Stated goal =
Images are not part of the copy; write out the rest of the data exactly as given.
>> START
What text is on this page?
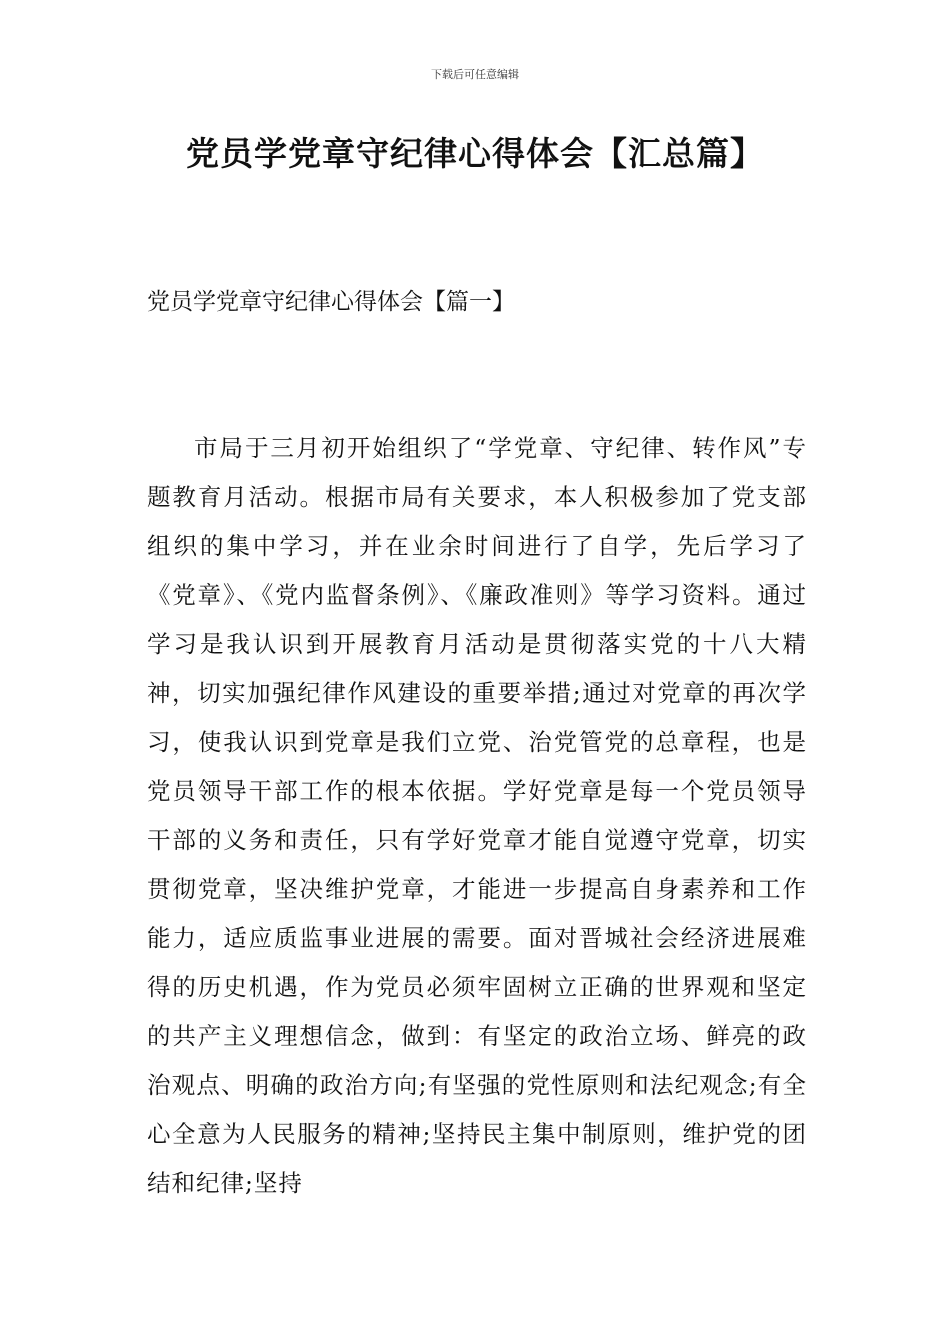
下载后可任意编辑
党员学党章守纪律心得体会【汇总篇】
党员学党章守纪律心得体会【篇一】

市局于三月初开始组织了“学党章、守纪律、转作风”专题教育月活动。根据市局有关要求，本人积极参加了党支部组织的集中学习，并在业余时间进行了自学，先后学习了《党章》、《党内监督条例》、《廉政准则》等学习资料。通过学习是我认识到开展教育月活动是贯彻落实党的十八大精神，切实加强纪律作风建设的重要举措;通过对党章的再次学习，使我认识到党章是我们立党、治党管党的总章程，也是党员领导干部工作的根本依据。学好党章是每一个党员领导干部的义务和责任，只有学好党章才能自觉遵守党章，切实贯彻党章，坚决维护党章，才能进一步提高自身素养和工作能力，适应质监事业进展的需要。面对晋城社会经济进展难得的历史机遇，作为党员必须牢固树立正确的世界观和坚定的共产主义理想信念，做到：有坚定的政治立场、鲜亮的政治观点、明确的政治方向;有坚强的党性原则和法纪观念;有全心全意为人民服务的精神;坚持民主集中制原则，维护党的团结和纪律;坚持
>> END
Complete output =
What text is on this page?
下载后可任意编辑
党员学党章守纪律心得体会【汇总篇】
党员学党章守纪律心得体会【篇一】

市局于三月初开始组织了“学党章、守纪律、转作风”专题教育月活动。根据市局有关要求，本人积极参加了党支部组织的集中学习，并在业余时间进行了自学，先后学习了《党章》、《党内监督条例》、《廉政准则》等学习资料。通过学习是我认识到开展教育月活动是贯彻落实党的十八大精神，切实加强纪律作风建设的重要举措;通过对党章的再次学习，使我认识到党章是我们立党、治党管党的总章程，也是党员领导干部工作的根本依据。学好党章是每一个党员领导干部的义务和责任，只有学好党章才能自觉遵守党章，切实贯彻党章，坚决维护党章，才能进一步提高自身素养和工作能力，适应质监事业进展的需要。面对晋城社会经济进展难得的历史机遇，作为党员必须牢固树立正确的世界观和坚定的共产主义理想信念，做到：有坚定的政治立场、鲜亮的政治观点、明确的政治方向;有坚强的党性原则和法纪观念;有全心全意为人民服务的精神;坚持民主集中制原则，维护党的团结和纪律;坚持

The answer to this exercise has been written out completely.